* [Instructions for the task] Filter this data down to the lines that hold "Гравий", and copy them.

* [Material for this task]
-------
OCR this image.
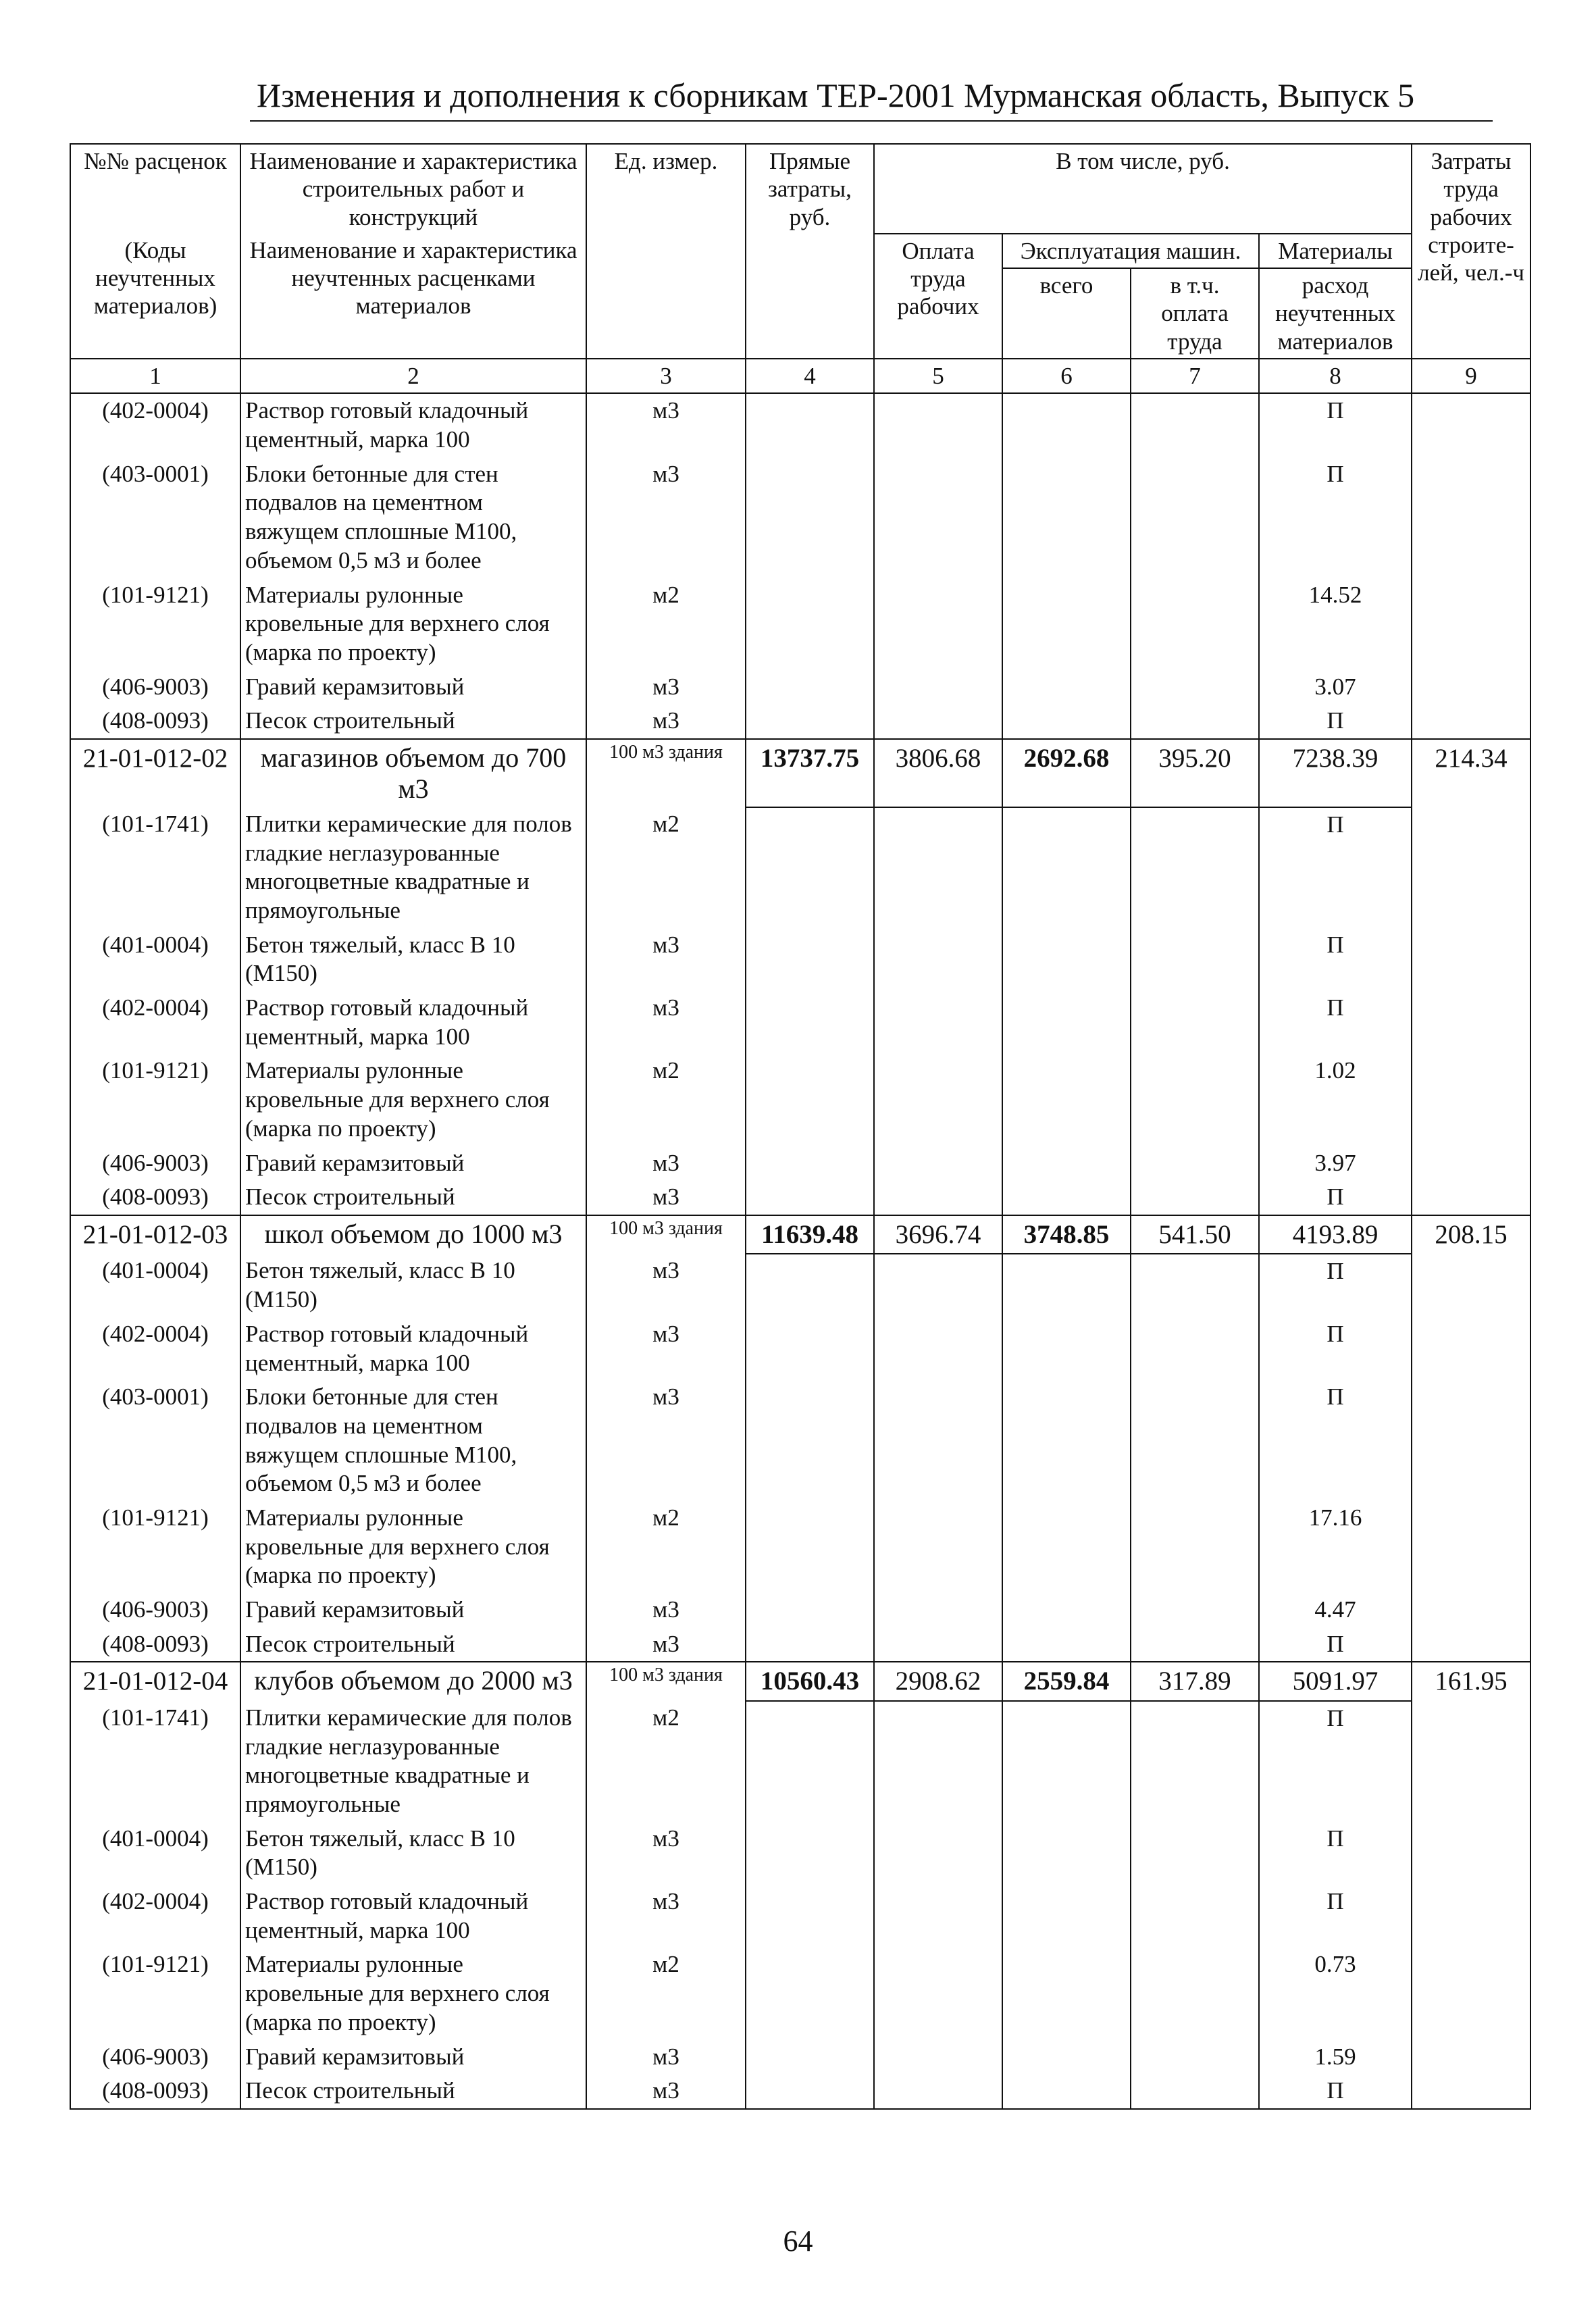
Изменения и дополнения к сборникам ТЕР-2001 Мурманская область, Выпуск 5
№№ расценок	Наименование и характеристика строительных работ и конструкций	Ед. измер.	Прямые затраты, руб.	В том числе, руб.				Затраты труда рабочих строите-лей, чел.-ч
(Коды неучтенных материалов)	Наименование и характеристика неучтенных расценками материалов			Оплата труда рабочих	Эксплуатация машин.		Материалы	
					всего	в т.ч. оплата труда	расход неучтенных материалов	
1	2	3	4	5	6	7	8	9
(402-0004)	Раствор готовый кладочный цементный, марка 100	м3					П	
(403-0001)	Блоки бетонные для стен подвалов на цементном вяжущем сплошные М100, объемом 0,5 м3 и более	м3					П	
(101-9121)	Материалы рулонные кровельные для верхнего слоя (марка по проекту)	м2					14.52	
(406-9003)	Гравий керамзитовый	м3					3.07	
(408-0093)	Песок строительный	м3					П	
21-01-012-02	магазинов объемом до 700 м3	100 м3 здания	13737.75	3806.68	2692.68	395.20	7238.39	214.34
(101-1741)	Плитки керамические для полов гладкие неглазурованные многоцветные квадратные и прямоугольные	м2					П	
(401-0004)	Бетон тяжелый, класс В 10 (М150)	м3					П	
(402-0004)	Раствор готовый кладочный цементный, марка 100	м3					П	
(101-9121)	Материалы рулонные кровельные для верхнего слоя (марка по проекту)	м2					1.02	
(406-9003)	Гравий керамзитовый	м3					3.97	
(408-0093)	Песок строительный	м3					П	
21-01-012-03	школ объемом до 1000 м3	100 м3 здания	11639.48	3696.74	3748.85	541.50	4193.89	208.15
(401-0004)	Бетон тяжелый, класс В 10 (М150)	м3					П	
(402-0004)	Раствор готовый кладочный цементный, марка 100	м3					П	
(403-0001)	Блоки бетонные для стен подвалов на цементном вяжущем сплошные М100, объемом 0,5 м3 и более	м3					П	
(101-9121)	Материалы рулонные кровельные для верхнего слоя (марка по проекту)	м2					17.16	
(406-9003)	Гравий керамзитовый	м3					4.47	
(408-0093)	Песок строительный	м3					П	
21-01-012-04	клубов объемом до 2000 м3	100 м3 здания	10560.43	2908.62	2559.84	317.89	5091.97	161.95
(101-1741)	Плитки керамические для полов гладкие неглазурованные многоцветные квадратные и прямоугольные	м2					П	
(401-0004)	Бетон тяжелый, класс В 10 (М150)	м3					П	
(402-0004)	Раствор готовый кладочный цементный, марка 100	м3					П	
(101-9121)	Материалы рулонные кровельные для верхнего слоя (марка по проекту)	м2					0.73	
(406-9003)	Гравий керамзитовый	м3					1.59	
(408-0093)	Песок строительный	м3					П	
64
-------
* [Output of the exercise]
(406-9003)	Гравий керамзитовый	м3					3.07	
(406-9003)	Гравий керамзитовый	м3					3.97	
(406-9003)	Гравий керамзитовый	м3					4.47	
(406-9003)	Гравий керамзитовый	м3					1.59	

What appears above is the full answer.